> [Data records]
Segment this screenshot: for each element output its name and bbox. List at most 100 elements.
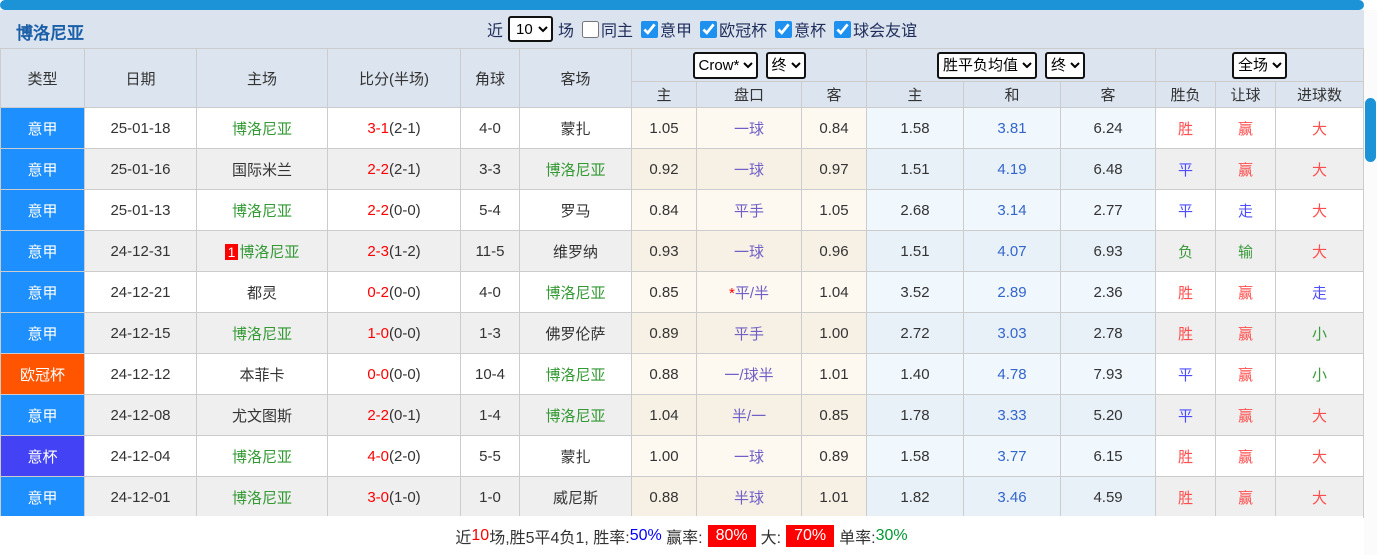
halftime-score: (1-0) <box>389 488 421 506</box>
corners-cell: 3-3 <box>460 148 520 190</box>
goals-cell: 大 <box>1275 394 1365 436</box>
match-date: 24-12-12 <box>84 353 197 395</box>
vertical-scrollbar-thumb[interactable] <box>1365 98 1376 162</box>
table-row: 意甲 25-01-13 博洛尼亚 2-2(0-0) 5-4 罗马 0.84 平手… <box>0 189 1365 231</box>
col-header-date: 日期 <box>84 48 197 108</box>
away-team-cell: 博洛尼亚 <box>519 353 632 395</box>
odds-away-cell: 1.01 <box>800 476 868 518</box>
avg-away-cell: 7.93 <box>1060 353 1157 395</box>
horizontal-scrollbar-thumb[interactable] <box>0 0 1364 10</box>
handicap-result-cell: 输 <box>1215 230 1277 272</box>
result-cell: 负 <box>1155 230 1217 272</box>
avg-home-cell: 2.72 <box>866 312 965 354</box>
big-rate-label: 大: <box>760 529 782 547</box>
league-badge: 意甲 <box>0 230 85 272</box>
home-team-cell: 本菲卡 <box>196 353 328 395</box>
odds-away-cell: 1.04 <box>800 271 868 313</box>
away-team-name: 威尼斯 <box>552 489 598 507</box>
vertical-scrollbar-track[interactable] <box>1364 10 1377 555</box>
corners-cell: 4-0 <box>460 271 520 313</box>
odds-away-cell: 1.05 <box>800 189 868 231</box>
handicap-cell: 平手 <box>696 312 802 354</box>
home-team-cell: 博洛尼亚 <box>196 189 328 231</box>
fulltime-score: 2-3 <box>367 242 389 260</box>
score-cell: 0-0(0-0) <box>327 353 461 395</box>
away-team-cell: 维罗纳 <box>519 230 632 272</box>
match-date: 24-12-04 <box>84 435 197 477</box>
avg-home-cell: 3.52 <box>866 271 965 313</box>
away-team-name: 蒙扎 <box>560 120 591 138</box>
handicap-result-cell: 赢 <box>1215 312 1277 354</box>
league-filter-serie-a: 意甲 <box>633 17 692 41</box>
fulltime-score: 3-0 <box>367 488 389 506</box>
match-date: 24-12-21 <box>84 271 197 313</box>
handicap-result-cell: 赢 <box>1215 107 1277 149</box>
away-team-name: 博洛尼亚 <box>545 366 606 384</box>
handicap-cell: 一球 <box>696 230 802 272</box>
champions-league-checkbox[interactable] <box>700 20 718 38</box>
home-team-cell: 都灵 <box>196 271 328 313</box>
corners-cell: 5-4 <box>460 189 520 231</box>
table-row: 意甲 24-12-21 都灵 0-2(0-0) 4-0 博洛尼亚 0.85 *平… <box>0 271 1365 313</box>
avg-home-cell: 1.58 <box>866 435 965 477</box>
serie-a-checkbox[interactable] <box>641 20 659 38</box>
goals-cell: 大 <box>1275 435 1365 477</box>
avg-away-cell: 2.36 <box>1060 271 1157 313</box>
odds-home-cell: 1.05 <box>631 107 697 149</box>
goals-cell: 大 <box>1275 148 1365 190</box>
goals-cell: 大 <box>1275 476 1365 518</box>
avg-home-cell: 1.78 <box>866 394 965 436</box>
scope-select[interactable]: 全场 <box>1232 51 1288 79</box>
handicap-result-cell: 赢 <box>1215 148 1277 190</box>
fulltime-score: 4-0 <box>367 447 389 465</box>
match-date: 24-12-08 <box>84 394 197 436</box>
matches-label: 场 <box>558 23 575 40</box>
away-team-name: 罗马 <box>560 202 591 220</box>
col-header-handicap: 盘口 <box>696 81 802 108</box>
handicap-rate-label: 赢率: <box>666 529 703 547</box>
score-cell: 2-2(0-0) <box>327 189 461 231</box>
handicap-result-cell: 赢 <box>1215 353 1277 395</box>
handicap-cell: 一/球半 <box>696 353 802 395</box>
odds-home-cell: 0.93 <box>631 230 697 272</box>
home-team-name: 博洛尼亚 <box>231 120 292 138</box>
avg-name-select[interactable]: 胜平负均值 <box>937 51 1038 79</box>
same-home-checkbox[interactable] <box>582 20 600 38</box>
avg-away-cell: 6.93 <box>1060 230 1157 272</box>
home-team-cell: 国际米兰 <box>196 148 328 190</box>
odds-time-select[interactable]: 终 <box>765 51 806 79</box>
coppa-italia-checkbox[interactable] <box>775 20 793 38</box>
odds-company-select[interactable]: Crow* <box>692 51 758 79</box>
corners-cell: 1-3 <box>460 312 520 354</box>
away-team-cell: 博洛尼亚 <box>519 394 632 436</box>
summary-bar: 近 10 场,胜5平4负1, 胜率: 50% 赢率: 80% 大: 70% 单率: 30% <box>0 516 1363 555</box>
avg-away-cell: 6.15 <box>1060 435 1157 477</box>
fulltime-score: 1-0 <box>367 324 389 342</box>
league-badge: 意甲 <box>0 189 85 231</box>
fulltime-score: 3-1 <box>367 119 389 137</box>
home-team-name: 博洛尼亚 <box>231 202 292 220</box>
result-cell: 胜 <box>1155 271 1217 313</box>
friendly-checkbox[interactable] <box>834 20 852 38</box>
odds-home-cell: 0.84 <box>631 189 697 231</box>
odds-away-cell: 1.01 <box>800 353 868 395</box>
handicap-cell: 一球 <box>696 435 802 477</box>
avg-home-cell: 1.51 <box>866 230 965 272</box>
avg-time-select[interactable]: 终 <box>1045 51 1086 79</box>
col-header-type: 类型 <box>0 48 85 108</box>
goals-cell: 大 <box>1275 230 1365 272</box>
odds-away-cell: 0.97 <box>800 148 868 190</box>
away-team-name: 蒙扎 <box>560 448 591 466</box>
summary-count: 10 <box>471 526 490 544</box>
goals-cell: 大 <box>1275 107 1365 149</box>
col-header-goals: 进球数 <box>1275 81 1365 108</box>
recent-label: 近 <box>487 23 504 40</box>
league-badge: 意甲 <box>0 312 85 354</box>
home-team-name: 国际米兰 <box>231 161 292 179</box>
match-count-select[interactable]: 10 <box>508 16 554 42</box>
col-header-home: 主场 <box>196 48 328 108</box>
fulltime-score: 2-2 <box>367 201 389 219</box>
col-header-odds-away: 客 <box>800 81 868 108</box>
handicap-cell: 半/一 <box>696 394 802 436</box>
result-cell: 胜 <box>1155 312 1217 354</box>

...

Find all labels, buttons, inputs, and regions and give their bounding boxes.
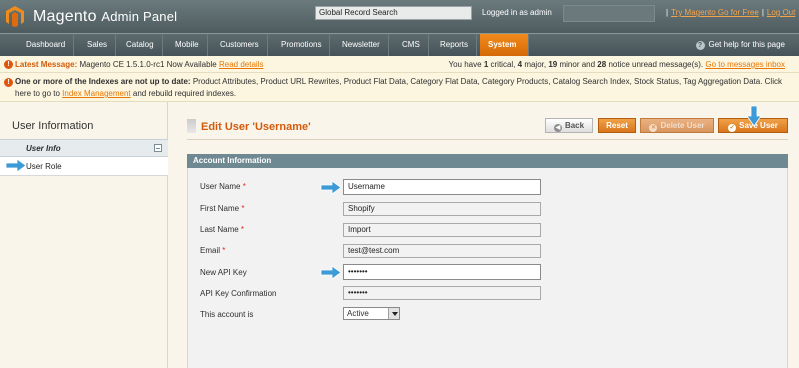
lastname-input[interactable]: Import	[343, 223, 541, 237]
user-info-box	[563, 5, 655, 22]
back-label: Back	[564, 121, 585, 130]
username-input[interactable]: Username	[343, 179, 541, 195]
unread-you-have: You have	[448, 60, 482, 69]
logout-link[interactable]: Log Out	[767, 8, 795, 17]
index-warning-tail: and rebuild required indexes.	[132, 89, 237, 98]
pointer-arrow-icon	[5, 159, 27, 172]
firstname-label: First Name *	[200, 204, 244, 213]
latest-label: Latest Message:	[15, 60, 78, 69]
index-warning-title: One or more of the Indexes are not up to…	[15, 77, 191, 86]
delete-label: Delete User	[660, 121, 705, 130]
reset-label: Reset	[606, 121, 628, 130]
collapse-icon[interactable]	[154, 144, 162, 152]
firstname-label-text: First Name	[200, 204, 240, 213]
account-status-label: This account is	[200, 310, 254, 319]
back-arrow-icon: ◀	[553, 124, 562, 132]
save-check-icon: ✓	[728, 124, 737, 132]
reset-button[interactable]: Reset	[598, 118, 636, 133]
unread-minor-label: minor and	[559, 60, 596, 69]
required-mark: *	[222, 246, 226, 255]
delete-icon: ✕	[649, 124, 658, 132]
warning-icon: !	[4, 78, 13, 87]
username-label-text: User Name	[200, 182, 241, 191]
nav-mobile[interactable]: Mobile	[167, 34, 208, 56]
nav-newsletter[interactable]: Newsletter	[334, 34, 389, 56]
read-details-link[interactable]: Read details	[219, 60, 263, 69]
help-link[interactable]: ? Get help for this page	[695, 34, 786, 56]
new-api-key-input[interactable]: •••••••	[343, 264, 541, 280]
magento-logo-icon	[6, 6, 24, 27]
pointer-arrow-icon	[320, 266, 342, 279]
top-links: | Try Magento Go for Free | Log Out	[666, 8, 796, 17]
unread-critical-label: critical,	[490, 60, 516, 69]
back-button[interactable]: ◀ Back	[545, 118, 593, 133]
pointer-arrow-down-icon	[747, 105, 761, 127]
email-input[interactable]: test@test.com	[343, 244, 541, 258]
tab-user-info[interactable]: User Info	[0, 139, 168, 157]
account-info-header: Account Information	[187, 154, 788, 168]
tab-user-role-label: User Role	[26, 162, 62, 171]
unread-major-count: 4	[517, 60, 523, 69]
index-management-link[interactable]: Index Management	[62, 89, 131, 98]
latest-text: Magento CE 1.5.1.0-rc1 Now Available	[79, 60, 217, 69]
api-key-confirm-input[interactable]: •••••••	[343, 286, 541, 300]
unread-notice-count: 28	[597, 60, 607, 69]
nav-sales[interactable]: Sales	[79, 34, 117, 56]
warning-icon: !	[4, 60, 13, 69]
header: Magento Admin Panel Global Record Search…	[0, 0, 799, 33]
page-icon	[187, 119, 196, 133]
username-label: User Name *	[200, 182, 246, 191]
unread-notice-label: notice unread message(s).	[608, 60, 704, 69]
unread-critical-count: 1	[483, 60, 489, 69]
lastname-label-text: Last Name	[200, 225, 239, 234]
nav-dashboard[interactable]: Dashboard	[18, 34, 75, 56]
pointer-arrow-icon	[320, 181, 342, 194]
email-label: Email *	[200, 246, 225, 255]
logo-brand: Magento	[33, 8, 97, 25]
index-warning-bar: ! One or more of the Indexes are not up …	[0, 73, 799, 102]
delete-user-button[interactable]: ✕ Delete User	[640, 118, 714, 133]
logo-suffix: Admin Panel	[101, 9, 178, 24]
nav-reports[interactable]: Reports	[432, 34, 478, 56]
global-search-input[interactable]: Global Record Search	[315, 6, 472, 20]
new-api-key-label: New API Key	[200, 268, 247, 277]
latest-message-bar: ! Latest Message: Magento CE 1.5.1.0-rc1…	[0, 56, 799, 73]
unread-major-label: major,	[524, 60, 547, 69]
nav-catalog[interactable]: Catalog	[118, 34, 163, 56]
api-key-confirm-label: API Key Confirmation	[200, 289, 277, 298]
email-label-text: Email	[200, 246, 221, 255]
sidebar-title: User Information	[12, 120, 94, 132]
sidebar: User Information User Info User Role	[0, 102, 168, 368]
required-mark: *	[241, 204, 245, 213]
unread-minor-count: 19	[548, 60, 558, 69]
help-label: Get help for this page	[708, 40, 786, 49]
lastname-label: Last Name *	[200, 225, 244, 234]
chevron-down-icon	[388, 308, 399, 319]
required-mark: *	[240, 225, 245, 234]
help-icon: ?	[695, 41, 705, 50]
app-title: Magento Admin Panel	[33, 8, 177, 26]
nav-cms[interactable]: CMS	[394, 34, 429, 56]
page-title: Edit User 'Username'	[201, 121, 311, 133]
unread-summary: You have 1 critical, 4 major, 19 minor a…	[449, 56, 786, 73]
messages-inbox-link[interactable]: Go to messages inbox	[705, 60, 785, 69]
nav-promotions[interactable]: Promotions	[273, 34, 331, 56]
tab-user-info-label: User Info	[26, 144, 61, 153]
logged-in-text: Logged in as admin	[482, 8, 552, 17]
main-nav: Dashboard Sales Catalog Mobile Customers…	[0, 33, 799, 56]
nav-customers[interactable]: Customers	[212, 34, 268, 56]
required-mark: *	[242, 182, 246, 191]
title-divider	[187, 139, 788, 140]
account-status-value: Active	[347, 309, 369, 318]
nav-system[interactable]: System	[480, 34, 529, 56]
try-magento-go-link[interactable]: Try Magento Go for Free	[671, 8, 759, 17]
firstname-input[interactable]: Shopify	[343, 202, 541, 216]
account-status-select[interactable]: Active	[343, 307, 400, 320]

> [SHORT PROBLEM] Substitute "data-row" for "table-row" in the lines from the line with "halftime-score: (1-0) <box>389" to the line with "avg-away-cell: 7.93 <box>1060", and give back only those lines, otherwise unchanged.

> [RESPONSE FOR THIS EXERCISE]
halftime-score: (1-0) <box>389 488 421 506</box>
corners-cell: 3-3 <box>460 148 520 190</box>
goals-cell: 大 <box>1275 394 1365 436</box>
match-date: 24-12-12 <box>84 353 197 395</box>
vertical-scrollbar-thumb[interactable] <box>1365 98 1376 162</box>
data-row: 意甲 25-01-13 博洛尼亚 2-2(0-0) 5-4 罗马 0.84 平手… <box>0 189 1365 231</box>
col-header-date: 日期 <box>84 48 197 108</box>
away-team-cell: 博洛尼亚 <box>519 353 632 395</box>
odds-away-cell: 1.01 <box>800 476 868 518</box>
avg-away-cell: 7.93 <box>1060 353 1157 395</box>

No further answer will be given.